Start MATERIAL SHOWN

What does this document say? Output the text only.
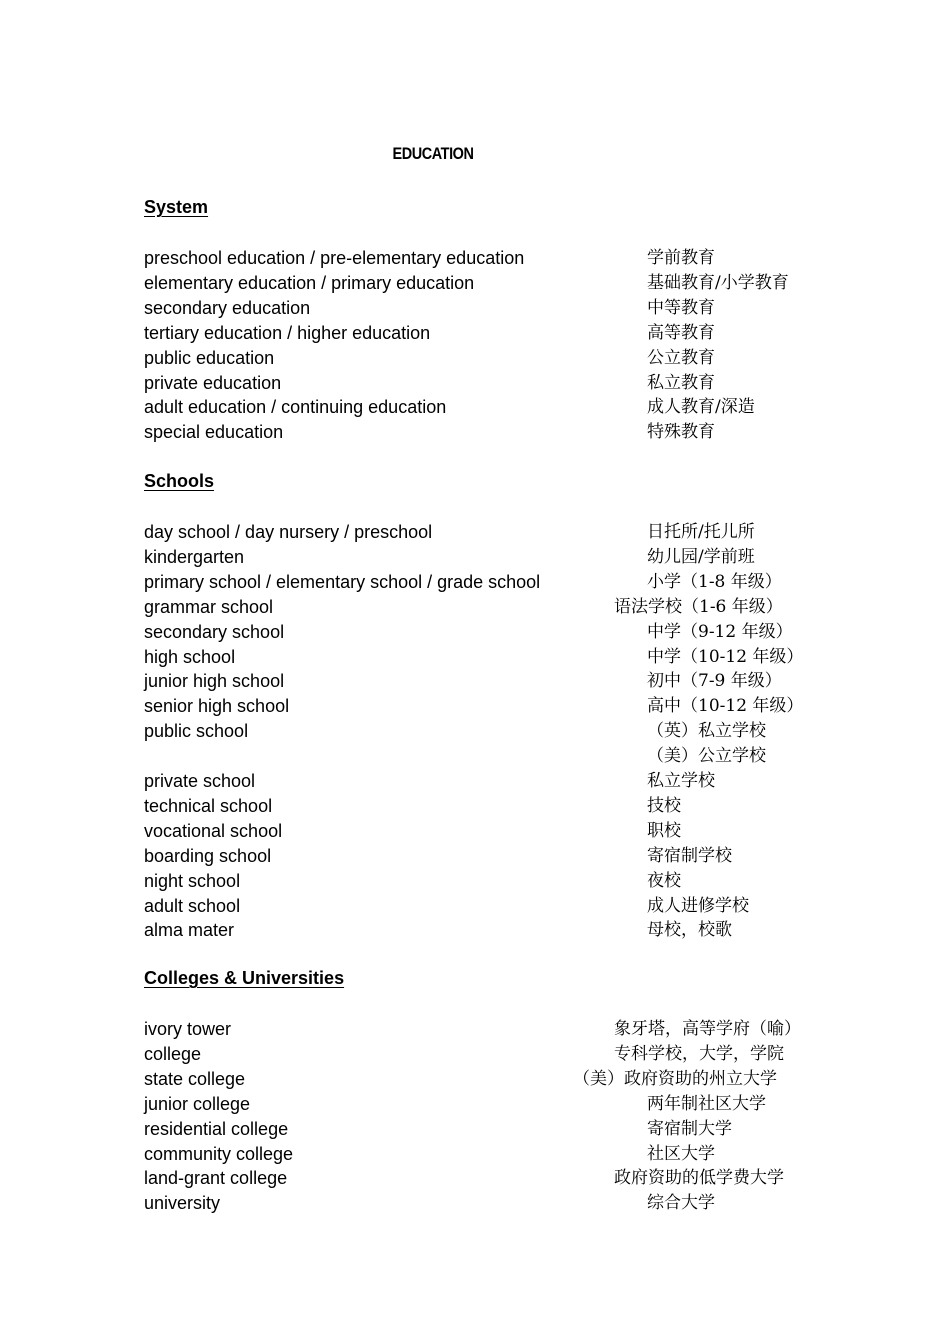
EDUCATION
System
preschool education / pre-elementary education	学前教育
elementary education / primary education	基础教育/小学教育
secondary education	中等教育
tertiary education / higher education	高等教育
public education	公立教育
private education	私立教育
adult education / continuing education	成人教育/深造
special education	特殊教育
Schools
day school / day nursery / preschool	日托所/托儿所
kindergarten	幼儿园/学前班
primary school / elementary school / grade school	小学（1-8 年级）
grammar school	语法学校（1-6 年级）
secondary school	中学（9-12 年级）
high school	中学（10-12 年级）
junior high school	初中（7-9 年级）
senior high school	高中（10-12 年级）
public school	（英）私立学校
（美）公立学校
private school	私立学校
technical school	技校
vocational school	职校
boarding school	寄宿制学校
night school	夜校
adult school	成人进修学校
alma mater	母校，校歌
Colleges & Universities
ivory tower	象牙塔，高等学府（喻）
college	专科学校，大学，学院
state college	（美）政府资助的州立大学
junior college	两年制社区大学
residential college	寄宿制大学
community college	社区大学
land-grant college	政府资助的低学费大学
university	综合大学
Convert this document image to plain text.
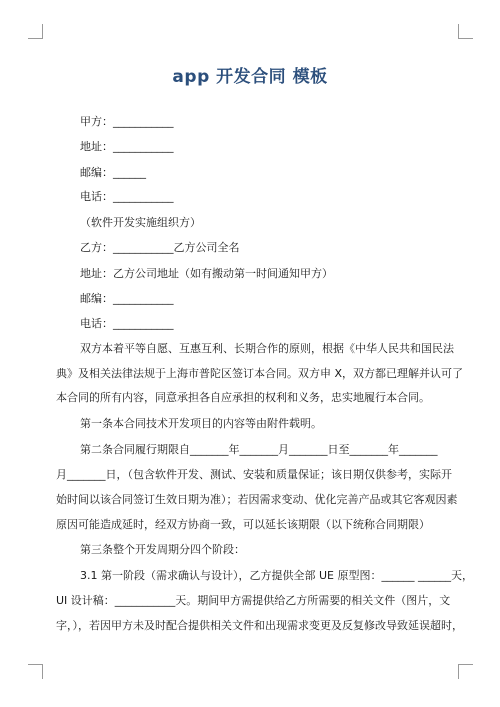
app 开发合同 模板
甲方：___________
地址：___________
邮编：______
电话：___________
（软件开发实施组织方）
乙方：___________乙方公司全名
地址：乙方公司地址（如有搬动第一时间通知甲方）
邮编：___________
电话：___________
双方本着平等自愿、互惠互利、长期合作的原则，根据《中华人民共和国民法
典》及相关法律法规于上海市普陀区签订本合同。双方申 X，双方都已理解并认可了
本合同的所有内容，同意承担各自应承担的权利和义务，忠实地履行本合同。
第一条本合同技术开发项目的内容等由附件载明。
第二条合同履行期限自_______年_______月_______日至_______年_______
月_______日，（包含软件开发、测试、安装和质量保证；该日期仅供参考，实际开
始时间以该合同签订生效日期为准）；若因需求变动、优化完善产品或其它客观因素
原因可能造成延时，经双方协商一致，可以延长该期限（以下统称合同期限）
第三条整个开发周期分四个阶段：
3.1 第一阶段（需求确认与设计），乙方提供全部 UE 原型图：______ ______天，
UI 设计稿：___________天。期间甲方需提供给乙方所需要的相关文件（图片，文
字，），若因甲方未及时配合提供相关文件和出现需求变更及反复修改导致延误超时，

End MATERIAL SHOWN

> **PROBLEM STATEMENT**
Copy whichever lines in the listing above contain the word "junior".

> **CORRECT ANSWER**
junior high school	初中（7-9 年级）
junior college	两年制社区大学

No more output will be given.